• _Problem details_
State how many lines of the data contain the word "text", and write nothing besides the number.

[Dataset items]
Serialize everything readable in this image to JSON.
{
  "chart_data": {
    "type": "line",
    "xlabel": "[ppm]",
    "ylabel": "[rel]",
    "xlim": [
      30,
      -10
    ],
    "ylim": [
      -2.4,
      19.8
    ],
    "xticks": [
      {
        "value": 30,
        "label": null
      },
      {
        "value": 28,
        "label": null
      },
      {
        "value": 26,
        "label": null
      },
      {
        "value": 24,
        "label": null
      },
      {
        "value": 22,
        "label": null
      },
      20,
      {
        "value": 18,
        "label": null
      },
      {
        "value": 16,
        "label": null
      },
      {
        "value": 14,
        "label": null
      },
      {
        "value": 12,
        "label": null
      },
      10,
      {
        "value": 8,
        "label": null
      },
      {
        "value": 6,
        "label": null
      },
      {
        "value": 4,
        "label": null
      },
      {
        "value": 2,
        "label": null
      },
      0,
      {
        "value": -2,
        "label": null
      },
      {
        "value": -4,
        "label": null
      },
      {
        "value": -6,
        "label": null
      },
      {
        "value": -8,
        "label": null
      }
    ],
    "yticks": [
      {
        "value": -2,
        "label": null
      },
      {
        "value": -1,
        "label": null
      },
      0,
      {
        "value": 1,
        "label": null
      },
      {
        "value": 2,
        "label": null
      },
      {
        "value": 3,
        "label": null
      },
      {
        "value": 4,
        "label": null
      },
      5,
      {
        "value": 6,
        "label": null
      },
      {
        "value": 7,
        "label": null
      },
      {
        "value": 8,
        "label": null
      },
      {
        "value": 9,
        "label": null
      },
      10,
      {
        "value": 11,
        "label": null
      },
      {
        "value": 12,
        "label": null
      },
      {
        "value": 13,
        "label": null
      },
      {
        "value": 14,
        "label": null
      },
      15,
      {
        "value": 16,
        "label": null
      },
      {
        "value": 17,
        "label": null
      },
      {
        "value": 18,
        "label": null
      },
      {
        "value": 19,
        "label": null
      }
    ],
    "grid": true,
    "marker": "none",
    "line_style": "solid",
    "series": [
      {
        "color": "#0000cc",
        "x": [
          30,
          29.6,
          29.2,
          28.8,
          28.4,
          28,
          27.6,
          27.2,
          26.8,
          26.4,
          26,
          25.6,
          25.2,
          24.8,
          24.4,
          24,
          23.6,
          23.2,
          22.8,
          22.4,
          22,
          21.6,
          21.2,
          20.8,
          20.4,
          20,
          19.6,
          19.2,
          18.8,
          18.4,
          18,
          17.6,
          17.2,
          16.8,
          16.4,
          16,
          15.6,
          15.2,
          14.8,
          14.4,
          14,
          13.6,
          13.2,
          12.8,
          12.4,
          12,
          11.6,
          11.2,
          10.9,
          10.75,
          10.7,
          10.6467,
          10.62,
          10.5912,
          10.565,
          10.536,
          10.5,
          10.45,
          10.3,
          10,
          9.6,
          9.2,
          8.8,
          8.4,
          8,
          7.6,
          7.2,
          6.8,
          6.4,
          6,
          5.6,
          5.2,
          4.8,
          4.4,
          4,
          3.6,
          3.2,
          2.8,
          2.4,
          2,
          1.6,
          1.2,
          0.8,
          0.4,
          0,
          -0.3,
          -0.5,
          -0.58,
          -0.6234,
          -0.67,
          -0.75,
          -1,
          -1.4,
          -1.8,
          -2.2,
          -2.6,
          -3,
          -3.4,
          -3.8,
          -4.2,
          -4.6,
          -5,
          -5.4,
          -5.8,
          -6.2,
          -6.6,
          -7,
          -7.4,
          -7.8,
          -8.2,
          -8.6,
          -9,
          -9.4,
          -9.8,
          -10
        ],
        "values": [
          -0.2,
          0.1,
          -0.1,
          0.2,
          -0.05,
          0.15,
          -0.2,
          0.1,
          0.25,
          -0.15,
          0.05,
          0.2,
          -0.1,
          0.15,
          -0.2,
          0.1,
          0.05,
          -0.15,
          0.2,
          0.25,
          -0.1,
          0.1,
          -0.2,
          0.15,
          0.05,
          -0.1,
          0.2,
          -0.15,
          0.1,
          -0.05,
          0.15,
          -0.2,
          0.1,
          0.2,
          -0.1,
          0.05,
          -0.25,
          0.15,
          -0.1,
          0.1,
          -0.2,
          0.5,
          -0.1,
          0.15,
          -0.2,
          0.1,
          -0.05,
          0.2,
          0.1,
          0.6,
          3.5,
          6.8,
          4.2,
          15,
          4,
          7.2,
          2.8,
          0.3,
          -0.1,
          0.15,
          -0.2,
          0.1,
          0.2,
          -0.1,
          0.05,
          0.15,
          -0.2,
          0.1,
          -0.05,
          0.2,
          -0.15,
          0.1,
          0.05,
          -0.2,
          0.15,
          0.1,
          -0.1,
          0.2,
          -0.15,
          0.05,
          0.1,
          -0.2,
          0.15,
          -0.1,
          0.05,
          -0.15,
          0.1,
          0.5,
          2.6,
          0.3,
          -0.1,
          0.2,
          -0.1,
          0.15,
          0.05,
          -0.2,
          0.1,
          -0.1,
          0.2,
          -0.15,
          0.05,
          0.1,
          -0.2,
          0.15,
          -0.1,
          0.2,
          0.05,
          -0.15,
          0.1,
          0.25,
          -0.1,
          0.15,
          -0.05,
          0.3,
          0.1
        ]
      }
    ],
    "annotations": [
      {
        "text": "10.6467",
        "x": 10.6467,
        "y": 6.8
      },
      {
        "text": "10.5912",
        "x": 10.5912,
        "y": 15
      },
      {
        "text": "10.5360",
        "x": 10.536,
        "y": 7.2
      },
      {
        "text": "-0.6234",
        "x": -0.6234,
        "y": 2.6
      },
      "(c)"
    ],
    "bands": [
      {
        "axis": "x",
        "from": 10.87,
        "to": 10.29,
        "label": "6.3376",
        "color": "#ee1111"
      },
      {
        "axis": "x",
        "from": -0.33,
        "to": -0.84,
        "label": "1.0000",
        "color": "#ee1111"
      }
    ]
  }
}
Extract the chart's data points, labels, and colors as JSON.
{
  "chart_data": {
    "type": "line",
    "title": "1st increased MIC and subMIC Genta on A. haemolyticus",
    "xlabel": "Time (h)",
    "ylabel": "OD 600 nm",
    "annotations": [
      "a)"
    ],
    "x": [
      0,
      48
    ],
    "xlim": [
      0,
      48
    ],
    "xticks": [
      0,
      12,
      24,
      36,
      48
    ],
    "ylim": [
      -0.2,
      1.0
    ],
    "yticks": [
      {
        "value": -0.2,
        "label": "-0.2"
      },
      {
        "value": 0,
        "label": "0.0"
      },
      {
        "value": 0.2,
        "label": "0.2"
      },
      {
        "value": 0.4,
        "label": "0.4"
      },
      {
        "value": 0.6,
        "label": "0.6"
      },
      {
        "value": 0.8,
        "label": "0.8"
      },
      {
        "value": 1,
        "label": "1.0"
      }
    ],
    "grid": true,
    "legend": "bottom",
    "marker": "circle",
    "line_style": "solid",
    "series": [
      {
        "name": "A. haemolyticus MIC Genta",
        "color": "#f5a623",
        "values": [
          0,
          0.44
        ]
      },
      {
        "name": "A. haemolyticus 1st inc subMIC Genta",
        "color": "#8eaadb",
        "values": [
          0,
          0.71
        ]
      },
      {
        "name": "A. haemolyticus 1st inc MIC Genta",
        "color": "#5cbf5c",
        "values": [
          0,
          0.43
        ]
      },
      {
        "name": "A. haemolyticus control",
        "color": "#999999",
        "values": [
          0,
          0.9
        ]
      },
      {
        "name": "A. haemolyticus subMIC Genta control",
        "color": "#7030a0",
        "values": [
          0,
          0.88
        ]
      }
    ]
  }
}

• _Response_
4